**TASK TO CARRY OUT:**
Copy every line of the following items character for character, making no changes.

**STORED RECORDS:**

********************

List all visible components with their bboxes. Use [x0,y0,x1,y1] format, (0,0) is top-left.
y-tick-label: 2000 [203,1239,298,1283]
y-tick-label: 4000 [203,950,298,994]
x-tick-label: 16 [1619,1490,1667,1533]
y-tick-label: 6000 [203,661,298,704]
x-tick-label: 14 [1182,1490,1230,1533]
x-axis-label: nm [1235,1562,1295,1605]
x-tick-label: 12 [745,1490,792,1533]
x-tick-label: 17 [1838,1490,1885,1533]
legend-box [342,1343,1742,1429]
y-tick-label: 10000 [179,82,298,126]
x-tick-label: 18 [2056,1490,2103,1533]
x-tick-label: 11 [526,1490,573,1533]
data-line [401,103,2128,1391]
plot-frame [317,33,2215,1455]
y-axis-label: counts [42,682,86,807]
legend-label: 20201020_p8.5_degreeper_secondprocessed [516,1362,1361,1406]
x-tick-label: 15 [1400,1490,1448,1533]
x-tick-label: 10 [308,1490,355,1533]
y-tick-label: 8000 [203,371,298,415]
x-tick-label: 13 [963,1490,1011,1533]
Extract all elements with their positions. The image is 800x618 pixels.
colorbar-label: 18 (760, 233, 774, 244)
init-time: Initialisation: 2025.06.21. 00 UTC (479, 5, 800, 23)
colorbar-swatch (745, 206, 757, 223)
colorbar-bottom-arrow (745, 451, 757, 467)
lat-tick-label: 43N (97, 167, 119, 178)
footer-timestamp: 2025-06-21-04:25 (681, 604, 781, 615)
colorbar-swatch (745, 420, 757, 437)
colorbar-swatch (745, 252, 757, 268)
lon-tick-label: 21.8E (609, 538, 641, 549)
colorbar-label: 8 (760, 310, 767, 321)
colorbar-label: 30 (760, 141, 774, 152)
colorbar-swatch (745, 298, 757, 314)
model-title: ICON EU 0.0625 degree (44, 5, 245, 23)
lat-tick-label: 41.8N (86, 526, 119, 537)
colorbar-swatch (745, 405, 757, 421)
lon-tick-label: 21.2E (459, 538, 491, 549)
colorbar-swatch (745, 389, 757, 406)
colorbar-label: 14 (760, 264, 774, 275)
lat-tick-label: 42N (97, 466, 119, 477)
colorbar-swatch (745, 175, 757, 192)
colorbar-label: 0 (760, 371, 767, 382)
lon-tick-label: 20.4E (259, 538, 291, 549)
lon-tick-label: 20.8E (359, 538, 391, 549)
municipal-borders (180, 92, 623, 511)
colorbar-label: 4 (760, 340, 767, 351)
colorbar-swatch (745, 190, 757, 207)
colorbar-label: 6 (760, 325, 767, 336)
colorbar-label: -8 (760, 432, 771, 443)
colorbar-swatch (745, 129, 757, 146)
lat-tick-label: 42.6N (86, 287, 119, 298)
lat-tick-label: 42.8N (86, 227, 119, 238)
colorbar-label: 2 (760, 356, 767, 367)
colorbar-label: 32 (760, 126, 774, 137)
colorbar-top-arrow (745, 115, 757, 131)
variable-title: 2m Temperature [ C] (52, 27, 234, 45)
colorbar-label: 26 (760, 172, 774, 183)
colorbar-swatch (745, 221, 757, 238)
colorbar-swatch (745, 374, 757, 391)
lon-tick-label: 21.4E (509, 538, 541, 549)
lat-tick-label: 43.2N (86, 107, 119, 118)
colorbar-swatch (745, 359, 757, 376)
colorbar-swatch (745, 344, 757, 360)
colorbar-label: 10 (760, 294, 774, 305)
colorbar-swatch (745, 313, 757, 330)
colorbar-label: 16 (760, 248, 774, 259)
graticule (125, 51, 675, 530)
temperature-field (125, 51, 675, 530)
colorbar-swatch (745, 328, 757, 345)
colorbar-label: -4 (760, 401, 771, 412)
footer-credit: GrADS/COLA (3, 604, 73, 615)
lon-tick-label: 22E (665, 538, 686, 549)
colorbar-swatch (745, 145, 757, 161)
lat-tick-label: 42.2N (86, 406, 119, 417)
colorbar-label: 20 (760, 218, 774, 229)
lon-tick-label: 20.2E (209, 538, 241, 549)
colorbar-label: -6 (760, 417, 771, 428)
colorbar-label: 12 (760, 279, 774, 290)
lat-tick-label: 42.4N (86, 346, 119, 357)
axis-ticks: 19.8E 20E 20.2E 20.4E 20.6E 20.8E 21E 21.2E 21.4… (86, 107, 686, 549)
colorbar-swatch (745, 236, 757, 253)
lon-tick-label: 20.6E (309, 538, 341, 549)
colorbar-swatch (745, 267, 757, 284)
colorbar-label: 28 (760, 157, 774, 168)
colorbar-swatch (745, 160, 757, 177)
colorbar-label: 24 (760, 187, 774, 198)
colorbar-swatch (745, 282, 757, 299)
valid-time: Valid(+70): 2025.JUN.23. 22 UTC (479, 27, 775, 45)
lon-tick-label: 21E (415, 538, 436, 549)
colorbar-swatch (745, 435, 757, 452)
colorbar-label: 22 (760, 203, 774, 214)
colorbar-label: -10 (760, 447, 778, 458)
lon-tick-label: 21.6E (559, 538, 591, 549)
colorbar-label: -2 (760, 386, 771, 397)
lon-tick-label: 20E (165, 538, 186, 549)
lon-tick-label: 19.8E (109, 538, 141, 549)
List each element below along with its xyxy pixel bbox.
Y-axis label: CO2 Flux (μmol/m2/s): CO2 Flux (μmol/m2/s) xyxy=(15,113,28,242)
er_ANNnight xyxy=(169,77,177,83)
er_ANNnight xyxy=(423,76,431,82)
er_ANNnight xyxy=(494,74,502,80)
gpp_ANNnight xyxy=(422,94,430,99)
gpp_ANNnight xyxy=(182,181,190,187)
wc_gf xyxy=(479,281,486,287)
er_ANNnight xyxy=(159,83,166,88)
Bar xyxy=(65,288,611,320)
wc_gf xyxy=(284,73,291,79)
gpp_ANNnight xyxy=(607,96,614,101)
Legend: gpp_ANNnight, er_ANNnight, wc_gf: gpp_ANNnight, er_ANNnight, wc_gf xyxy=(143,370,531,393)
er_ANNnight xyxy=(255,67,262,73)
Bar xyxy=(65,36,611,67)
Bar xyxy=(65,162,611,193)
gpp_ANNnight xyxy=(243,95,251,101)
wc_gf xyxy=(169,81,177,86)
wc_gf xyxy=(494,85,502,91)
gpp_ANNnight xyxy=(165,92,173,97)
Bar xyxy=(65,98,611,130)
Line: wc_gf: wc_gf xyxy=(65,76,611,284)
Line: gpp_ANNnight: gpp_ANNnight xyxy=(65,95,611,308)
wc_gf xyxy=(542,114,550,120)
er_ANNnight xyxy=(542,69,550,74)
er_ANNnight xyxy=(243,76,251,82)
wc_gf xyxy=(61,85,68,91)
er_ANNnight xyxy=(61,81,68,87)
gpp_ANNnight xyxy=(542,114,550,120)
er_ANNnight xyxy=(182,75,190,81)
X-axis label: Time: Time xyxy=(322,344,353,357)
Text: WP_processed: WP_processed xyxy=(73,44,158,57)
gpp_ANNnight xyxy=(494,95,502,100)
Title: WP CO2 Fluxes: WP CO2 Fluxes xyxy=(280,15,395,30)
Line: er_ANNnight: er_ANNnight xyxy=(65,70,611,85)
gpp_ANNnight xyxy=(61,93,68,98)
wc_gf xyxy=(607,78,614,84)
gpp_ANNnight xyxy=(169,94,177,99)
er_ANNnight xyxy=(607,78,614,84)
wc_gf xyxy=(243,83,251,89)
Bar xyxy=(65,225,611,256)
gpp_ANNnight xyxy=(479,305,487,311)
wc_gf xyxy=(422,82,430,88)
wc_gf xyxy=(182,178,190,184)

********************

**WRITTEN RESPONSE:**
List all visible components with their bboxes. Use [x0,y0,x1,y1] format, (0,0) is top-left.
y-tick-label: 2000 [203,1239,298,1283]
y-tick-label: 4000 [203,950,298,994]
x-tick-label: 16 [1619,1490,1667,1533]
y-tick-label: 6000 [203,661,298,704]
x-tick-label: 14 [1182,1490,1230,1533]
x-axis-label: nm [1235,1562,1295,1605]
x-tick-label: 12 [745,1490,792,1533]
x-tick-label: 17 [1838,1490,1885,1533]
legend-box [342,1343,1742,1429]
y-tick-label: 10000 [179,82,298,126]
x-tick-label: 18 [2056,1490,2103,1533]
x-tick-label: 11 [526,1490,573,1533]
data-line [401,103,2128,1391]
plot-frame [317,33,2215,1455]
y-axis-label: counts [42,682,86,807]
legend-label: 20201020_p8.5_degreeper_secondprocessed [516,1362,1361,1406]
x-tick-label: 15 [1400,1490,1448,1533]
x-tick-label: 10 [308,1490,355,1533]
y-tick-label: 8000 [203,371,298,415]
x-tick-label: 13 [963,1490,1011,1533]
Extract all elements with their positions. The image is 800x618 pixels.
colorbar-label: 18 (760, 233, 774, 244)
init-time: Initialisation: 2025.06.21. 00 UTC (479, 5, 800, 23)
colorbar-swatch (745, 206, 757, 223)
colorbar-bottom-arrow (745, 451, 757, 467)
lat-tick-label: 43N (97, 167, 119, 178)
footer-timestamp: 2025-06-21-04:25 (681, 604, 781, 615)
colorbar-swatch (745, 420, 757, 437)
colorbar-swatch (745, 252, 757, 268)
lon-tick-label: 21.8E (609, 538, 641, 549)
colorbar-label: 8 (760, 310, 767, 321)
colorbar-label: 30 (760, 141, 774, 152)
colorbar-swatch (745, 298, 757, 314)
model-title: ICON EU 0.0625 degree (44, 5, 245, 23)
lat-tick-label: 41.8N (86, 526, 119, 537)
colorbar-swatch (745, 405, 757, 421)
lon-tick-label: 21.2E (459, 538, 491, 549)
colorbar-swatch (745, 389, 757, 406)
colorbar-label: 14 (760, 264, 774, 275)
lat-tick-label: 42N (97, 466, 119, 477)
colorbar-swatch (745, 175, 757, 192)
colorbar-label: 0 (760, 371, 767, 382)
lon-tick-label: 20.4E (259, 538, 291, 549)
lon-tick-label: 20.8E (359, 538, 391, 549)
municipal-borders (180, 92, 623, 511)
colorbar-label: 4 (760, 340, 767, 351)
colorbar-swatch (745, 190, 757, 207)
colorbar-label: 6 (760, 325, 767, 336)
colorbar-label: -8 (760, 432, 771, 443)
colorbar-swatch (745, 129, 757, 146)
lat-tick-label: 42.6N (86, 287, 119, 298)
lat-tick-label: 42.8N (86, 227, 119, 238)
colorbar-label: 2 (760, 356, 767, 367)
colorbar-label: 32 (760, 126, 774, 137)
colorbar-top-arrow (745, 115, 757, 131)
variable-title: 2m Temperature [ C] (52, 27, 234, 45)
colorbar-label: 26 (760, 172, 774, 183)
colorbar-swatch (745, 221, 757, 238)
colorbar-swatch (745, 374, 757, 391)
lon-tick-label: 21.4E (509, 538, 541, 549)
lat-tick-label: 43.2N (86, 107, 119, 118)
colorbar-swatch (745, 359, 757, 376)
colorbar-swatch (745, 344, 757, 360)
colorbar-label: 10 (760, 294, 774, 305)
colorbar-swatch (745, 313, 757, 330)
colorbar-label: 16 (760, 248, 774, 259)
graticule (125, 51, 675, 530)
temperature-field (125, 51, 675, 530)
colorbar-swatch (745, 328, 757, 345)
colorbar-label: -4 (760, 401, 771, 412)
footer-credit: GrADS/COLA (3, 604, 73, 615)
lon-tick-label: 22E (665, 538, 686, 549)
colorbar-swatch (745, 145, 757, 161)
lat-tick-label: 42.2N (86, 406, 119, 417)
colorbar-label: 20 (760, 218, 774, 229)
lon-tick-label: 20.2E (209, 538, 241, 549)
colorbar-label: -6 (760, 417, 771, 428)
colorbar-label: 12 (760, 279, 774, 290)
lat-tick-label: 42.4N (86, 346, 119, 357)
axis-ticks: 19.8E 20E 20.2E 20.4E 20.6E 20.8E 21E 21.2E 21.4… (86, 107, 686, 549)
colorbar-swatch (745, 236, 757, 253)
lon-tick-label: 20.6E (309, 538, 341, 549)
colorbar-swatch (745, 267, 757, 284)
colorbar-label: 28 (760, 157, 774, 168)
colorbar-swatch (745, 160, 757, 177)
colorbar-label: 24 (760, 187, 774, 198)
colorbar-swatch (745, 282, 757, 299)
valid-time: Valid(+70): 2025.JUN.23. 22 UTC (479, 27, 775, 45)
lon-tick-label: 21E (415, 538, 436, 549)
colorbar-swatch (745, 435, 757, 452)
colorbar-label: 22 (760, 203, 774, 214)
colorbar-label: -10 (760, 447, 778, 458)
lon-tick-label: 21.6E (559, 538, 591, 549)
colorbar-label: -2 (760, 386, 771, 397)
lon-tick-label: 20E (165, 538, 186, 549)
lon-tick-label: 19.8E (109, 538, 141, 549)
List each element below along with its xyxy pixel bbox.
Y-axis label: CO2 Flux (μmol/m2/s): CO2 Flux (μmol/m2/s) xyxy=(15,113,28,242)
er_ANNnight xyxy=(169,77,177,83)
er_ANNnight xyxy=(423,76,431,82)
er_ANNnight xyxy=(494,74,502,80)
gpp_ANNnight xyxy=(422,94,430,99)
gpp_ANNnight xyxy=(182,181,190,187)
wc_gf xyxy=(479,281,486,287)
er_ANNnight xyxy=(159,83,166,88)
Bar xyxy=(65,288,611,320)
wc_gf xyxy=(284,73,291,79)
gpp_ANNnight xyxy=(607,96,614,101)
Legend: gpp_ANNnight, er_ANNnight, wc_gf: gpp_ANNnight, er_ANNnight, wc_gf xyxy=(143,370,531,393)
er_ANNnight xyxy=(255,67,262,73)
Bar xyxy=(65,36,611,67)
Bar xyxy=(65,162,611,193)
gpp_ANNnight xyxy=(243,95,251,101)
wc_gf xyxy=(169,81,177,86)
wc_gf xyxy=(494,85,502,91)
gpp_ANNnight xyxy=(165,92,173,97)
Bar xyxy=(65,98,611,130)
Line: wc_gf: wc_gf xyxy=(65,76,611,284)
Line: gpp_ANNnight: gpp_ANNnight xyxy=(65,95,611,308)
wc_gf xyxy=(542,114,550,120)
er_ANNnight xyxy=(542,69,550,74)
er_ANNnight xyxy=(243,76,251,82)
wc_gf xyxy=(61,85,68,91)
er_ANNnight xyxy=(61,81,68,87)
gpp_ANNnight xyxy=(542,114,550,120)
er_ANNnight xyxy=(182,75,190,81)
X-axis label: Time: Time xyxy=(322,344,353,357)
Text: WP_processed: WP_processed xyxy=(73,44,158,57)
gpp_ANNnight xyxy=(494,95,502,100)
Title: WP CO2 Fluxes: WP CO2 Fluxes xyxy=(280,15,395,30)
Line: er_ANNnight: er_ANNnight xyxy=(65,70,611,85)
gpp_ANNnight xyxy=(61,93,68,98)
wc_gf xyxy=(607,78,614,84)
gpp_ANNnight xyxy=(169,94,177,99)
er_ANNnight xyxy=(607,78,614,84)
wc_gf xyxy=(243,83,251,89)
Bar xyxy=(65,225,611,256)
gpp_ANNnight xyxy=(479,305,487,311)
wc_gf xyxy=(422,82,430,88)
wc_gf xyxy=(182,178,190,184)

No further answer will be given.